Exercise
Copy all of the material below exactly.

Dataset entries
• • • • • • •

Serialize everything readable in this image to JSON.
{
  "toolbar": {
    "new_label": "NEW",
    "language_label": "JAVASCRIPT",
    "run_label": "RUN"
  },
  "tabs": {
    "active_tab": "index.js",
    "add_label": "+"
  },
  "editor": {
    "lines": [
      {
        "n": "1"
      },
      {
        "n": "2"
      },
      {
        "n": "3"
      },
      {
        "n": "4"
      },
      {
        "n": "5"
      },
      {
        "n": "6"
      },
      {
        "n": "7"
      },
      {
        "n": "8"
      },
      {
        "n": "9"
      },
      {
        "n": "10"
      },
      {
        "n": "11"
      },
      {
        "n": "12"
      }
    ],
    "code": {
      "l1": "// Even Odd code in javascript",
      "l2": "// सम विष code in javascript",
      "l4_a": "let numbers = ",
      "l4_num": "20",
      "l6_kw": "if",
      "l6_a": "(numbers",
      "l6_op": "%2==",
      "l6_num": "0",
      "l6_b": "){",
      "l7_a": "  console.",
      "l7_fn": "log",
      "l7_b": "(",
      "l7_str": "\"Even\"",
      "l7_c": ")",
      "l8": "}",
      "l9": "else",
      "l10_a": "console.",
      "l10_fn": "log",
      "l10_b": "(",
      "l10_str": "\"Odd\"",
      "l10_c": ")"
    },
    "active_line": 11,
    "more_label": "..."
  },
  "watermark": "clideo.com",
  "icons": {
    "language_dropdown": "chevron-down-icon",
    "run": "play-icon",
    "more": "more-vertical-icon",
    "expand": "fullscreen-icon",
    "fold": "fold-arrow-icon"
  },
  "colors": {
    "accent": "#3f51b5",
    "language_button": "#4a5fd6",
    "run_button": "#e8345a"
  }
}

• • • • • • •

Task solution
Serialize everything readable in this image to JSON.
{
  "toolbar": {
    "new_label": "NEW",
    "language_label": "JAVASCRIPT",
    "run_label": "RUN"
  },
  "tabs": {
    "active_tab": "index.js",
    "add_label": "+"
  },
  "editor": {
    "lines": [
      {
        "n": "1"
      },
      {
        "n": "2"
      },
      {
        "n": "3"
      },
      {
        "n": "4"
      },
      {
        "n": "5"
      },
      {
        "n": "6"
      },
      {
        "n": "7"
      },
      {
        "n": "8"
      },
      {
        "n": "9"
      },
      {
        "n": "10"
      },
      {
        "n": "11"
      },
      {
        "n": "12"
      }
    ],
    "code": {
      "l1": "// Even Odd code in javascript",
      "l2": "// सम विष code in javascript",
      "l4_a": "let numbers = ",
      "l4_num": "20",
      "l6_kw": "if",
      "l6_a": "(numbers",
      "l6_op": "%2==",
      "l6_num": "0",
      "l6_b": "){",
      "l7_a": "  console.",
      "l7_fn": "log",
      "l7_b": "(",
      "l7_str": "\"Even\"",
      "l7_c": ")",
      "l8": "}",
      "l9": "else",
      "l10_a": "console.",
      "l10_fn": "log",
      "l10_b": "(",
      "l10_str": "\"Odd\"",
      "l10_c": ")"
    },
    "active_line": 11,
    "more_label": "..."
  },
  "watermark": "clideo.com",
  "icons": {
    "language_dropdown": "chevron-down-icon",
    "run": "play-icon",
    "more": "more-vertical-icon",
    "expand": "fullscreen-icon",
    "fold": "fold-arrow-icon"
  },
  "colors": {
    "accent": "#3f51b5",
    "language_button": "#4a5fd6",
    "run_button": "#e8345a"
  }
}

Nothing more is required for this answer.